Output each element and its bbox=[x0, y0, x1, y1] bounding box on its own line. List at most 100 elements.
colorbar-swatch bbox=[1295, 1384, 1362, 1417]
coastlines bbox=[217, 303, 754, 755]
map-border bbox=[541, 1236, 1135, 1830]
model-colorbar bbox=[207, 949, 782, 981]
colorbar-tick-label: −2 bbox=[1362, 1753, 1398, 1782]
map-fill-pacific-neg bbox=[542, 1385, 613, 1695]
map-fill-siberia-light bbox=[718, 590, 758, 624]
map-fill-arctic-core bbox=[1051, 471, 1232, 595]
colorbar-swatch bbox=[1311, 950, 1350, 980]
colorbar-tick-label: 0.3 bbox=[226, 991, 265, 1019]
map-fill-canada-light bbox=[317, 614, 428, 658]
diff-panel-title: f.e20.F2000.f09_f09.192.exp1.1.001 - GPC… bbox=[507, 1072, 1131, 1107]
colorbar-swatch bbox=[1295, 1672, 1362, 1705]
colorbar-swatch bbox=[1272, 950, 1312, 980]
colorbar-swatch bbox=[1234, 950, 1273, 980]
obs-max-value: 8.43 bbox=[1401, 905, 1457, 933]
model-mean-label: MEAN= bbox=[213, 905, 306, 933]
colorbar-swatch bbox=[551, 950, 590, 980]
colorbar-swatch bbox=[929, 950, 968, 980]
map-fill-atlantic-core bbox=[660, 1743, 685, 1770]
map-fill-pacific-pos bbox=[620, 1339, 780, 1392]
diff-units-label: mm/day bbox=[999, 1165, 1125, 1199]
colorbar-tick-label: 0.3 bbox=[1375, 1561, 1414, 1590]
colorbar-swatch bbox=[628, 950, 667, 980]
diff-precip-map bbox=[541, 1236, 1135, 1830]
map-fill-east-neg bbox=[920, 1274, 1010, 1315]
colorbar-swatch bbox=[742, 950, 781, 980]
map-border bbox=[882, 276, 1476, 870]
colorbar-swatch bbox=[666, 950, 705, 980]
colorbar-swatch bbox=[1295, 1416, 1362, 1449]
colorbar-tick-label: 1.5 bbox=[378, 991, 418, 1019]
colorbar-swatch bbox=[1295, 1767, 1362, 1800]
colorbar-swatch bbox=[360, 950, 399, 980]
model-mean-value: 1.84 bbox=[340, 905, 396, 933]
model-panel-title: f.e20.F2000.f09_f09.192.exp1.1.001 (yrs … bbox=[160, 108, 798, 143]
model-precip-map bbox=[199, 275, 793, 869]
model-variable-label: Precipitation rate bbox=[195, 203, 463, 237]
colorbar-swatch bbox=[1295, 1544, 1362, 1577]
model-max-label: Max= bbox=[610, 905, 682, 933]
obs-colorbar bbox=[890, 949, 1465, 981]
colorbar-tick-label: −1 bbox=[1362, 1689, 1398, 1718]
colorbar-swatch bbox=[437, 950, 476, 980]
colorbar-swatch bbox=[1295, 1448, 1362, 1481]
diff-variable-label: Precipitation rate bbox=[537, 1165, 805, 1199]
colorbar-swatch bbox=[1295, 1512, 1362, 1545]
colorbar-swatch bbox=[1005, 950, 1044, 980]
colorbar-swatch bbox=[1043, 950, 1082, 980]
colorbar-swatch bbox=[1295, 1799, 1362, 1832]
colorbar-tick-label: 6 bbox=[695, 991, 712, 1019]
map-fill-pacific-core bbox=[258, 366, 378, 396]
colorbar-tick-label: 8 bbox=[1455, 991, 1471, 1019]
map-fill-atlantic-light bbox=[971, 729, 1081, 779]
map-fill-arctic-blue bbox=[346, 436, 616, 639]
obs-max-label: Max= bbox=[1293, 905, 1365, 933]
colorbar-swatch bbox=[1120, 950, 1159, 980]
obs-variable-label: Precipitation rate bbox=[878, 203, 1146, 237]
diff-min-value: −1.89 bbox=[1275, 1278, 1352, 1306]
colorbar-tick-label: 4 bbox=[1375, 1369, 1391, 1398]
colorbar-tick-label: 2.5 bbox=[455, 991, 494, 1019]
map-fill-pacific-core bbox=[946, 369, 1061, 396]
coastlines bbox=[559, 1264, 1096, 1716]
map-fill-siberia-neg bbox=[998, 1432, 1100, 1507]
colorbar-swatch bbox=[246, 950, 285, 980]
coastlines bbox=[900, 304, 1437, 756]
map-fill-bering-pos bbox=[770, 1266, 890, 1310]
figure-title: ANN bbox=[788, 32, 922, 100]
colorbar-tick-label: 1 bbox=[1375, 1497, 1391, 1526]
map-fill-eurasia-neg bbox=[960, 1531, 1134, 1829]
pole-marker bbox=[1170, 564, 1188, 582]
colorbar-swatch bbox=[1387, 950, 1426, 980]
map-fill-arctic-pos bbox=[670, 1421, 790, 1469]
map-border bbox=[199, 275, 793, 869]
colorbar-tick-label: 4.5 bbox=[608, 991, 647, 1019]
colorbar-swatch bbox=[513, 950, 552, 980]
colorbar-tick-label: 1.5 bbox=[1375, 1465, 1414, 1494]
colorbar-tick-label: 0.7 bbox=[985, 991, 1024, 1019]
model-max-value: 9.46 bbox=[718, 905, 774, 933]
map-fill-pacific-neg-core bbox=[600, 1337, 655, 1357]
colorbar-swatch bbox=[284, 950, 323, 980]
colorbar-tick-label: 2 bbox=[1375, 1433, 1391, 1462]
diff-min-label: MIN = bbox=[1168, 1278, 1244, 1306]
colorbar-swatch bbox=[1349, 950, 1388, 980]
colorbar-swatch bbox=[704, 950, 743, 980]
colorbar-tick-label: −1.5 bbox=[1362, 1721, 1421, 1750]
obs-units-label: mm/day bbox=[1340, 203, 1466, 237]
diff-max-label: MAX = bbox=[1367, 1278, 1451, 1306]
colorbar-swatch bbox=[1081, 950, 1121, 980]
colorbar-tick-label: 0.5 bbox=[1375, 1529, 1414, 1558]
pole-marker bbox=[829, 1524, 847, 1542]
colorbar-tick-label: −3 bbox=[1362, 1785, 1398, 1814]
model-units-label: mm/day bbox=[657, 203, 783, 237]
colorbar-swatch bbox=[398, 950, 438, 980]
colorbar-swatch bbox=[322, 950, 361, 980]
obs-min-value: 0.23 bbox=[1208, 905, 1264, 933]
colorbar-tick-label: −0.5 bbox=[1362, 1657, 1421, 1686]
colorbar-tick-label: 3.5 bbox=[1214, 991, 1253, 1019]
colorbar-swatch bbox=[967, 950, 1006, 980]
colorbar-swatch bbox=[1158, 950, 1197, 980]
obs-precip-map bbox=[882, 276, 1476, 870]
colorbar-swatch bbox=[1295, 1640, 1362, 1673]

==

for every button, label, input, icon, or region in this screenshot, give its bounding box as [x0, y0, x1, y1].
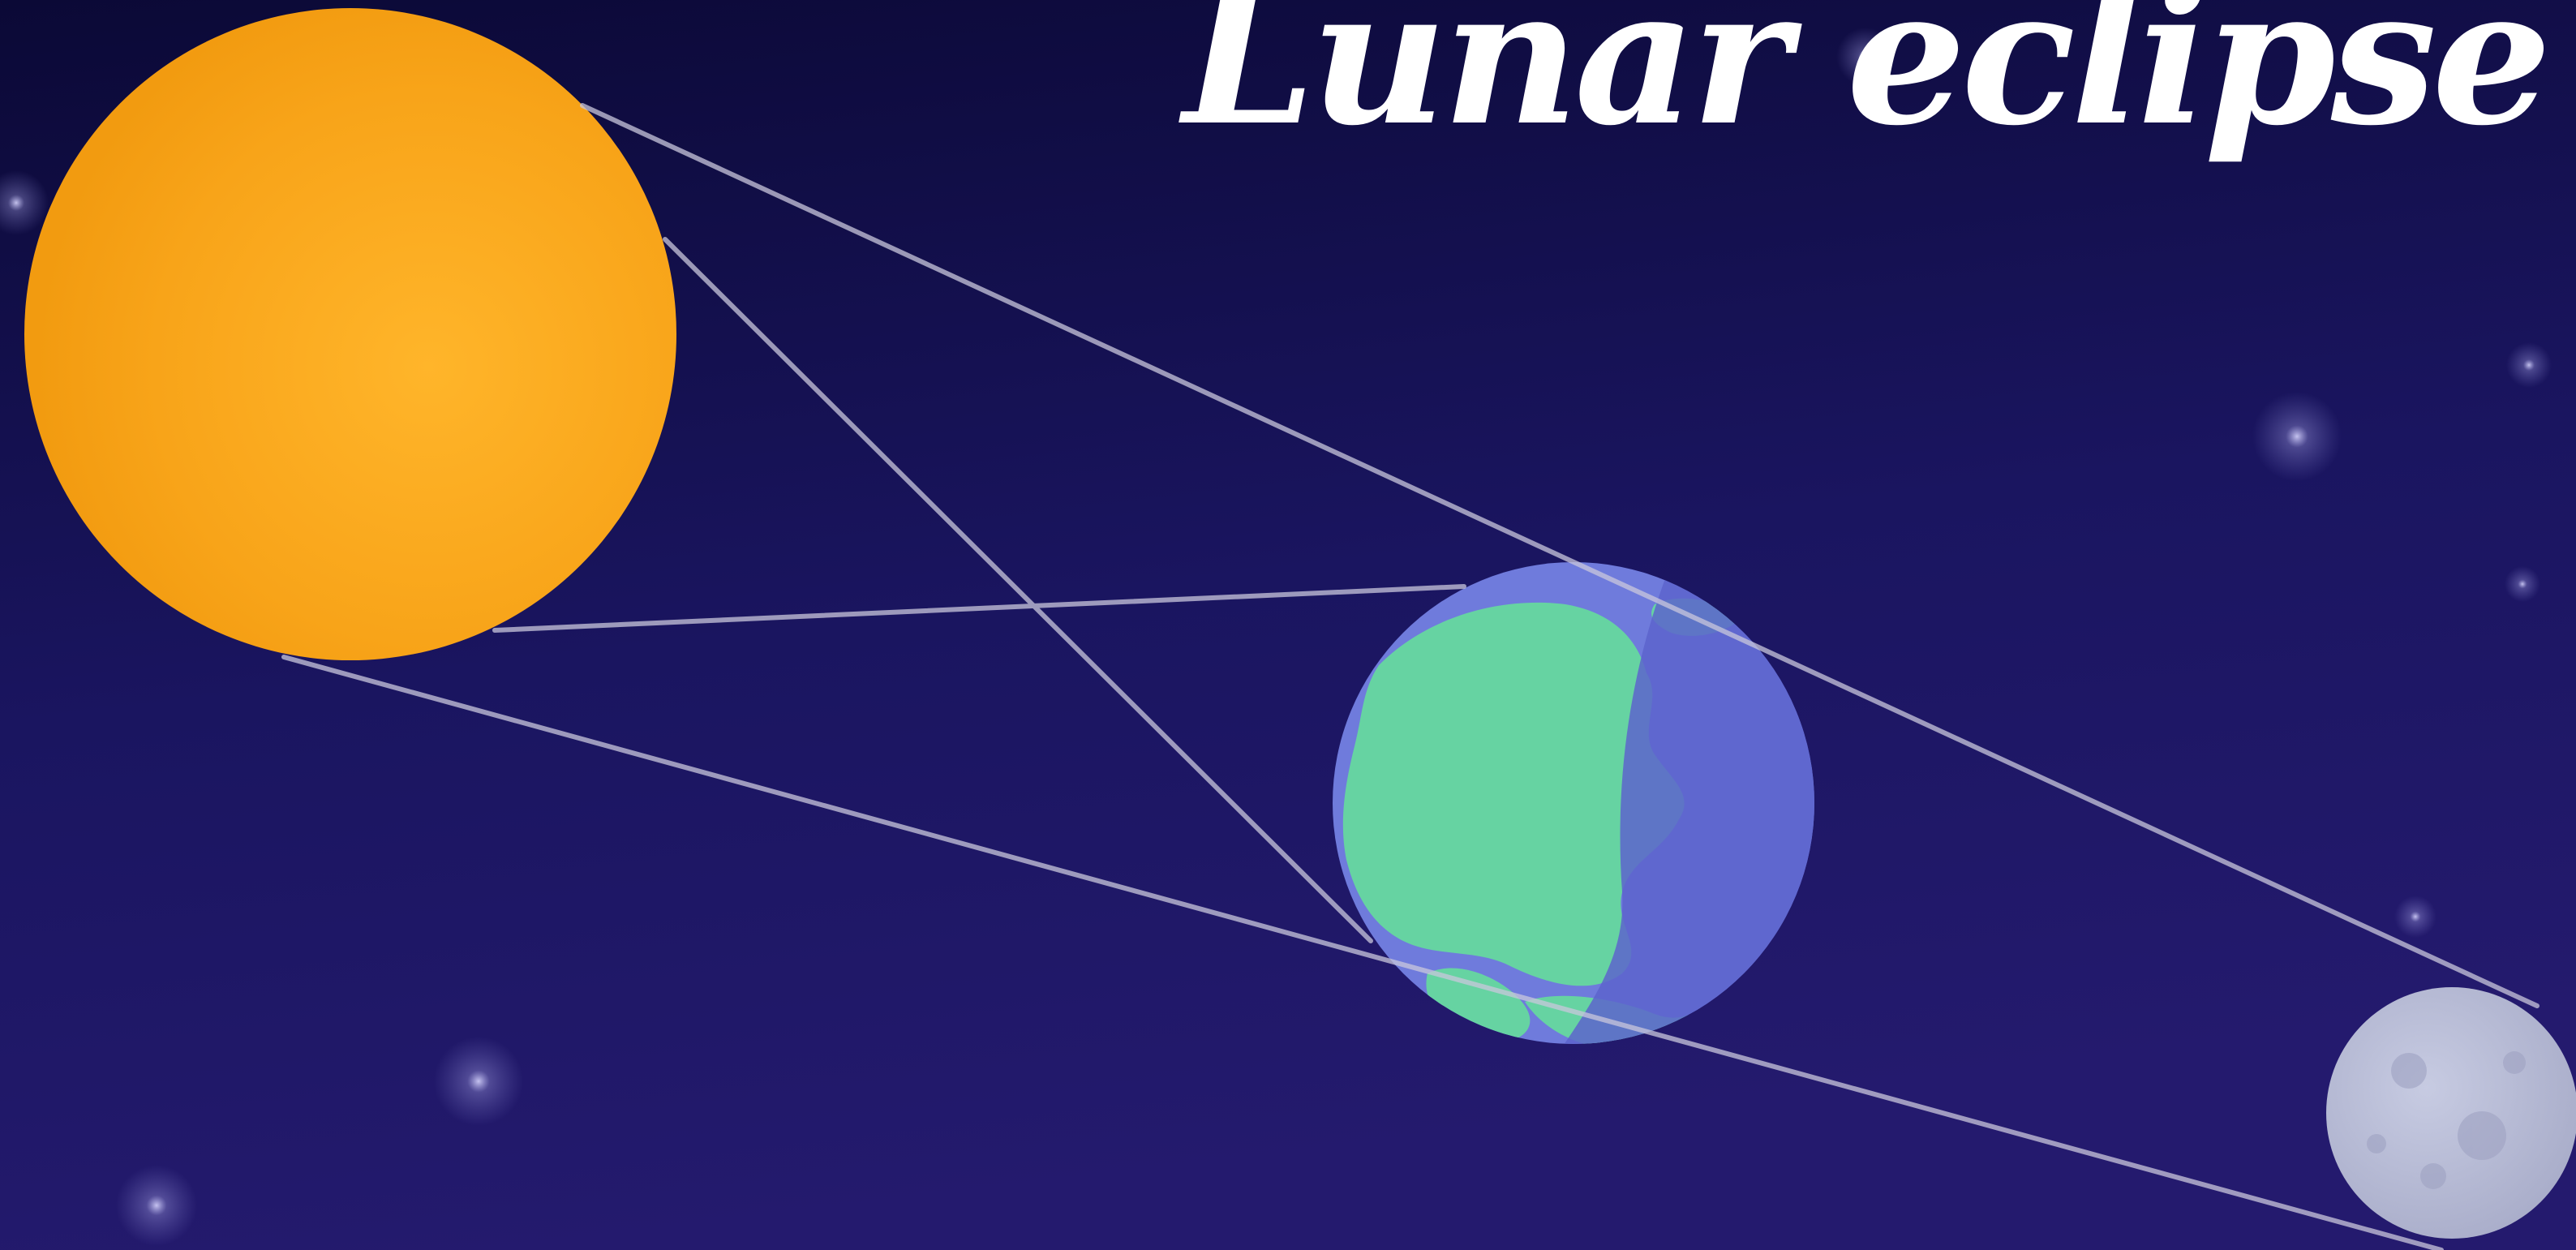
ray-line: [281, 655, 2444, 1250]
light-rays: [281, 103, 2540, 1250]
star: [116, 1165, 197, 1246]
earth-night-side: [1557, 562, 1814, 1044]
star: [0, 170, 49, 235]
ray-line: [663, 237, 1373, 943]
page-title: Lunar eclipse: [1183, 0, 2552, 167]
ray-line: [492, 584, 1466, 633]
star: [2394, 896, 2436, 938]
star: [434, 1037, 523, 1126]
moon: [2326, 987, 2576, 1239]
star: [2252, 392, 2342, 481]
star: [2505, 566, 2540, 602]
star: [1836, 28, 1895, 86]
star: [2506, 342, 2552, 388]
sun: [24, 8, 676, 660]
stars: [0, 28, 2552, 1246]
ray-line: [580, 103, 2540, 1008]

Stated exercise>
Rewrite the data from the line containing "Output each element" through the line containing "model-colorbar bbox=[207, 949, 782, 981]", swapping "map-border" for "map-frame" and leaving everything else in those lines unchanged.

Result for this exercise>
Output each element and its bbox=[x0, y0, x1, y1] bounding box on its own line. List at most 100 elements.
colorbar-swatch bbox=[1295, 1384, 1362, 1417]
coastlines bbox=[217, 303, 754, 755]
map-frame bbox=[541, 1236, 1135, 1830]
model-colorbar bbox=[207, 949, 782, 981]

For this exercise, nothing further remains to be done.